EXTRACTED ENTRIES -
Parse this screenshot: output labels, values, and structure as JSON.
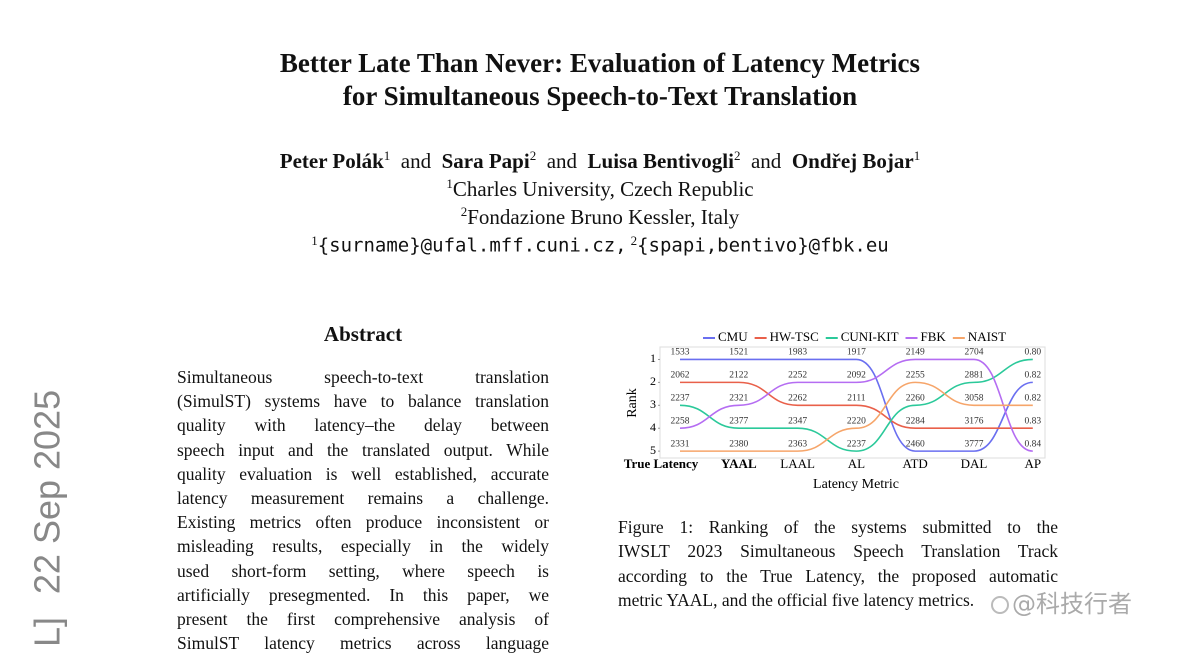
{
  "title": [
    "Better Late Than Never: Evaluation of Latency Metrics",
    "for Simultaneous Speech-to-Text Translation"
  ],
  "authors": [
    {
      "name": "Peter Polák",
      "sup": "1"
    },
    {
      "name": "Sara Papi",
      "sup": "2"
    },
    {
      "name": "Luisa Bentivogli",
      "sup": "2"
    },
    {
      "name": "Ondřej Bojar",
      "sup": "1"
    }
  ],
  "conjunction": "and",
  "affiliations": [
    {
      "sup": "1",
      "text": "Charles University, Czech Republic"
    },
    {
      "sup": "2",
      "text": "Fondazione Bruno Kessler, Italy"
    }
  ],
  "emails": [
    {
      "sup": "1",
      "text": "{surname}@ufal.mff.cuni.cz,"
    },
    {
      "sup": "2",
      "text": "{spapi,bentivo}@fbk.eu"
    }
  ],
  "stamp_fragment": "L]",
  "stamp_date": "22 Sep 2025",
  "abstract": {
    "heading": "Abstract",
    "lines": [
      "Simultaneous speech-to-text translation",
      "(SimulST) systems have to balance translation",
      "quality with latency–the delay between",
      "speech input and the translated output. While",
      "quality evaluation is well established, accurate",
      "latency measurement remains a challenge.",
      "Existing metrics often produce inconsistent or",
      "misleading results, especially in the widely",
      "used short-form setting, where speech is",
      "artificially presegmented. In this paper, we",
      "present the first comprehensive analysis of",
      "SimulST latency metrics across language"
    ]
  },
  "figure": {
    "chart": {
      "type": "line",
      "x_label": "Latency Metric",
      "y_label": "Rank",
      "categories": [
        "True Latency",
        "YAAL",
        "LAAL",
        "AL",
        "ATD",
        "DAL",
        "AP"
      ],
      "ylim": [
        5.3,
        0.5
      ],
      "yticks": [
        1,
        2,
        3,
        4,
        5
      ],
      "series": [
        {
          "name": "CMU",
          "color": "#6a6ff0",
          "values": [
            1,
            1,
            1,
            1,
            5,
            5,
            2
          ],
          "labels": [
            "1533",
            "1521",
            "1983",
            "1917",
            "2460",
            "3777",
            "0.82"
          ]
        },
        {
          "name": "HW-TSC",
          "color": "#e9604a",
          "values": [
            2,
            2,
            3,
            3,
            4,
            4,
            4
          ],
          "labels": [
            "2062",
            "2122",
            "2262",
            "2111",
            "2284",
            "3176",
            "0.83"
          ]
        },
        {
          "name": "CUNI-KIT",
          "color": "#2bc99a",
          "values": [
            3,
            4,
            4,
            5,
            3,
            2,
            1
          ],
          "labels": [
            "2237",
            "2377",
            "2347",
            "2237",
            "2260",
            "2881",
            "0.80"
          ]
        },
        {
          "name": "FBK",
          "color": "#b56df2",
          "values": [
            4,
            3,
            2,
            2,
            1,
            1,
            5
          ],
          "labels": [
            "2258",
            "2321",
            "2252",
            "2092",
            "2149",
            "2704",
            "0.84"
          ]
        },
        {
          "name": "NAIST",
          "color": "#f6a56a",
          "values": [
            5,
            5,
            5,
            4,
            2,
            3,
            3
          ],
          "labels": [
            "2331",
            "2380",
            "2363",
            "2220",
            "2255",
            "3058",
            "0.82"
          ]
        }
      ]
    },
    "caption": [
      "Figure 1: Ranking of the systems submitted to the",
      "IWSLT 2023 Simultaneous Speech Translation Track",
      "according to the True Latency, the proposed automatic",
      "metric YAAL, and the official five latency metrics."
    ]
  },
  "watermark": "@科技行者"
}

EXERCISE INSTRUCTIONS - Determine the number of lines in the data that contain "YAAL" as a word or string, and state only that number.

WORKED SOLUTION - 2